● Task to complete:
Reproduce all of the data exactly, with no line skipped.

====

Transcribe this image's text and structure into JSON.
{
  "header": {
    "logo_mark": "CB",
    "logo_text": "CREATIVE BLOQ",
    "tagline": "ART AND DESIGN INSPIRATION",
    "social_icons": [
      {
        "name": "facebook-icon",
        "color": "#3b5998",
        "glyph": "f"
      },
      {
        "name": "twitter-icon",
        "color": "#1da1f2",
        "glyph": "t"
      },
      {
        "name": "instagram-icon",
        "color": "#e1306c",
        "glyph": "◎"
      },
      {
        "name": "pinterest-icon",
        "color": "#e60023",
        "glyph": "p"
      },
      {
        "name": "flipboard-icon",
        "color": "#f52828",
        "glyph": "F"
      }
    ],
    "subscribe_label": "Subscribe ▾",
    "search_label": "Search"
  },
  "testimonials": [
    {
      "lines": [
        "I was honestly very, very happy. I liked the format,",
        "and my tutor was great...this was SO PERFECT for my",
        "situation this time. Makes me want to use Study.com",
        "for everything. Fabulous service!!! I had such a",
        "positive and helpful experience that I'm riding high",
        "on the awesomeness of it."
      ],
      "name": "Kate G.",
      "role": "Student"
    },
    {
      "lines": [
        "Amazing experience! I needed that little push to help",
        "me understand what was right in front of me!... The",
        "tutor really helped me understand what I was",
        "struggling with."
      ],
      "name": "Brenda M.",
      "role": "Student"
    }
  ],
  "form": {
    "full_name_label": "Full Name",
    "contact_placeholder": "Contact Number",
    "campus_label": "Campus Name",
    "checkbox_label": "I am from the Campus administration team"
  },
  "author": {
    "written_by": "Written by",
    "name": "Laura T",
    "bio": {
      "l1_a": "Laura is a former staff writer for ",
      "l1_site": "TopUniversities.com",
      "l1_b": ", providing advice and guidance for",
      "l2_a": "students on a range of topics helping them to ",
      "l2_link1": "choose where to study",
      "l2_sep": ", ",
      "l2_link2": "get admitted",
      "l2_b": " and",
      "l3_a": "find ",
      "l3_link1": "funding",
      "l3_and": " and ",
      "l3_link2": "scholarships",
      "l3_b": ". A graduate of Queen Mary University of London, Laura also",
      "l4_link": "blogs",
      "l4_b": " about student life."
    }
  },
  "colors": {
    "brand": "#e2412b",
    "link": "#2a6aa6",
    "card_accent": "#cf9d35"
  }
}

====

● Answer below:
Transcribe this image's text and structure into JSON.
{
  "header": {
    "logo_mark": "CB",
    "logo_text": "CREATIVE BLOQ",
    "tagline": "ART AND DESIGN INSPIRATION",
    "social_icons": [
      {
        "name": "facebook-icon",
        "color": "#3b5998",
        "glyph": "f"
      },
      {
        "name": "twitter-icon",
        "color": "#1da1f2",
        "glyph": "t"
      },
      {
        "name": "instagram-icon",
        "color": "#e1306c",
        "glyph": "◎"
      },
      {
        "name": "pinterest-icon",
        "color": "#e60023",
        "glyph": "p"
      },
      {
        "name": "flipboard-icon",
        "color": "#f52828",
        "glyph": "F"
      }
    ],
    "subscribe_label": "Subscribe ▾",
    "search_label": "Search"
  },
  "testimonials": [
    {
      "lines": [
        "I was honestly very, very happy. I liked the format,",
        "and my tutor was great...this was SO PERFECT for my",
        "situation this time. Makes me want to use Study.com",
        "for everything. Fabulous service!!! I had such a",
        "positive and helpful experience that I'm riding high",
        "on the awesomeness of it."
      ],
      "name": "Kate G.",
      "role": "Student"
    },
    {
      "lines": [
        "Amazing experience! I needed that little push to help",
        "me understand what was right in front of me!... The",
        "tutor really helped me understand what I was",
        "struggling with."
      ],
      "name": "Brenda M.",
      "role": "Student"
    }
  ],
  "form": {
    "full_name_label": "Full Name",
    "contact_placeholder": "Contact Number",
    "campus_label": "Campus Name",
    "checkbox_label": "I am from the Campus administration team"
  },
  "author": {
    "written_by": "Written by",
    "name": "Laura T",
    "bio": {
      "l1_a": "Laura is a former staff writer for ",
      "l1_site": "TopUniversities.com",
      "l1_b": ", providing advice and guidance for",
      "l2_a": "students on a range of topics helping them to ",
      "l2_link1": "choose where to study",
      "l2_sep": ", ",
      "l2_link2": "get admitted",
      "l2_b": " and",
      "l3_a": "find ",
      "l3_link1": "funding",
      "l3_and": " and ",
      "l3_link2": "scholarships",
      "l3_b": ". A graduate of Queen Mary University of London, Laura also",
      "l4_link": "blogs",
      "l4_b": " about student life."
    }
  },
  "colors": {
    "brand": "#e2412b",
    "link": "#2a6aa6",
    "card_accent": "#cf9d35"
  }
}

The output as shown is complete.